━━ Records to process ━━
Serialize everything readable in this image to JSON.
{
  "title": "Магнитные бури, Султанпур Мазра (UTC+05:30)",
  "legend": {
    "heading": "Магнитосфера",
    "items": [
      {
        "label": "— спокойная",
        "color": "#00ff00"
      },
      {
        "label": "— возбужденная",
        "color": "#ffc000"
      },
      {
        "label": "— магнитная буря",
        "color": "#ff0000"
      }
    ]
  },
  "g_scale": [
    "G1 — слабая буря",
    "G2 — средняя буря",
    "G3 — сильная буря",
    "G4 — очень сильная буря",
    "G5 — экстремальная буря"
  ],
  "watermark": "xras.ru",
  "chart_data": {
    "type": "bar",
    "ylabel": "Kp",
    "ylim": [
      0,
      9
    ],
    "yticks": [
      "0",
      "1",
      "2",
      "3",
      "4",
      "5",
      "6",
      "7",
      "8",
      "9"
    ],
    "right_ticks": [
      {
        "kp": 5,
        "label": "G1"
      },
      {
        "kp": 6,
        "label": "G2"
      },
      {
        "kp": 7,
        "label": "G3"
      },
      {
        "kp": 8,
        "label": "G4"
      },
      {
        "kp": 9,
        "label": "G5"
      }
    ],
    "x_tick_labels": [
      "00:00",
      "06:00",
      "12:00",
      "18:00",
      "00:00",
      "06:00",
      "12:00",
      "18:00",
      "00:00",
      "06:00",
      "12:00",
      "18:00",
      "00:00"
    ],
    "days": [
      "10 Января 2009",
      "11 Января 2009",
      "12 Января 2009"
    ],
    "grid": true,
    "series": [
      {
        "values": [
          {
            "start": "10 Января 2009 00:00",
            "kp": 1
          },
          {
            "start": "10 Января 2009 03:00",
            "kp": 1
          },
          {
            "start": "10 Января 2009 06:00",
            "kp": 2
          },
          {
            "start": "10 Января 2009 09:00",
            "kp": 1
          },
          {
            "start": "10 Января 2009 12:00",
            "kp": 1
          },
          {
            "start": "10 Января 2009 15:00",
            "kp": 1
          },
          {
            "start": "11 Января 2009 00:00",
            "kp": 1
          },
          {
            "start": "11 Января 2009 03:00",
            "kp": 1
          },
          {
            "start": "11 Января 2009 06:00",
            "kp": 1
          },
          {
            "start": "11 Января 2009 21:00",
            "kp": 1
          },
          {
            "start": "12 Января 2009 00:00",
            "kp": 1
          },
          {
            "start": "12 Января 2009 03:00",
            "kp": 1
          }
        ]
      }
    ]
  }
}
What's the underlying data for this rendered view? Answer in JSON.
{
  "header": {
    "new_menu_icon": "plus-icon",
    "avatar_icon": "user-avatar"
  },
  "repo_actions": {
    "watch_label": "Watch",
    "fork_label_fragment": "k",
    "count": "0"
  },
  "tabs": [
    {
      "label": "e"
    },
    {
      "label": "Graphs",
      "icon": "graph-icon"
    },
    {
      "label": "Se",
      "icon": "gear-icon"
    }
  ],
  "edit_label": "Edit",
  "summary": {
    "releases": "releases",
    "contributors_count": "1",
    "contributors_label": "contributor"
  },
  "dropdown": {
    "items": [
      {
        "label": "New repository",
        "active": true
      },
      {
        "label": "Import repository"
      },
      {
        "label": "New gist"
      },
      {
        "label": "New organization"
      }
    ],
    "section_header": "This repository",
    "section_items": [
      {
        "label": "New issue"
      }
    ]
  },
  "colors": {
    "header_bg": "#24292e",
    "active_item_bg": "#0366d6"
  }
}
━━━
* **Problem**
Write out the entries above word for word.

* **Completed task**
Serialize everything readable in this image to JSON.
{
  "title": "Магнитные бури, Султанпур Мазра (UTC+05:30)",
  "legend": {
    "heading": "Магнитосфера",
    "items": [
      {
        "label": "— спокойная",
        "color": "#00ff00"
      },
      {
        "label": "— возбужденная",
        "color": "#ffc000"
      },
      {
        "label": "— магнитная буря",
        "color": "#ff0000"
      }
    ]
  },
  "g_scale": [
    "G1 — слабая буря",
    "G2 — средняя буря",
    "G3 — сильная буря",
    "G4 — очень сильная буря",
    "G5 — экстремальная буря"
  ],
  "watermark": "xras.ru",
  "chart_data": {
    "type": "bar",
    "ylabel": "Kp",
    "ylim": [
      0,
      9
    ],
    "yticks": [
      "0",
      "1",
      "2",
      "3",
      "4",
      "5",
      "6",
      "7",
      "8",
      "9"
    ],
    "right_ticks": [
      {
        "kp": 5,
        "label": "G1"
      },
      {
        "kp": 6,
        "label": "G2"
      },
      {
        "kp": 7,
        "label": "G3"
      },
      {
        "kp": 8,
        "label": "G4"
      },
      {
        "kp": 9,
        "label": "G5"
      }
    ],
    "x_tick_labels": [
      "00:00",
      "06:00",
      "12:00",
      "18:00",
      "00:00",
      "06:00",
      "12:00",
      "18:00",
      "00:00",
      "06:00",
      "12:00",
      "18:00",
      "00:00"
    ],
    "days": [
      "10 Января 2009",
      "11 Января 2009",
      "12 Января 2009"
    ],
    "grid": true,
    "series": [
      {
        "values": [
          {
            "start": "10 Января 2009 00:00",
            "kp": 1
          },
          {
            "start": "10 Января 2009 03:00",
            "kp": 1
          },
          {
            "start": "10 Января 2009 06:00",
            "kp": 2
          },
          {
            "start": "10 Января 2009 09:00",
            "kp": 1
          },
          {
            "start": "10 Января 2009 12:00",
            "kp": 1
          },
          {
            "start": "10 Января 2009 15:00",
            "kp": 1
          },
          {
            "start": "11 Января 2009 00:00",
            "kp": 1
          },
          {
            "start": "11 Января 2009 03:00",
            "kp": 1
          },
          {
            "start": "11 Января 2009 06:00",
            "kp": 1
          },
          {
            "start": "11 Января 2009 21:00",
            "kp": 1
          },
          {
            "start": "12 Января 2009 00:00",
            "kp": 1
          },
          {
            "start": "12 Января 2009 03:00",
            "kp": 1
          }
        ]
      }
    ]
  }
}
What's the underlying data for this rendered view? Answer in JSON.
{
  "header": {
    "new_menu_icon": "plus-icon",
    "avatar_icon": "user-avatar"
  },
  "repo_actions": {
    "watch_label": "Watch",
    "fork_label_fragment": "k",
    "count": "0"
  },
  "tabs": [
    {
      "label": "e"
    },
    {
      "label": "Graphs",
      "icon": "graph-icon"
    },
    {
      "label": "Se",
      "icon": "gear-icon"
    }
  ],
  "edit_label": "Edit",
  "summary": {
    "releases": "releases",
    "contributors_count": "1",
    "contributors_label": "contributor"
  },
  "dropdown": {
    "items": [
      {
        "label": "New repository",
        "active": true
      },
      {
        "label": "Import repository"
      },
      {
        "label": "New gist"
      },
      {
        "label": "New organization"
      }
    ],
    "section_header": "This repository",
    "section_items": [
      {
        "label": "New issue"
      }
    ]
  },
  "colors": {
    "header_bg": "#24292e",
    "active_item_bg": "#0366d6"
  }
}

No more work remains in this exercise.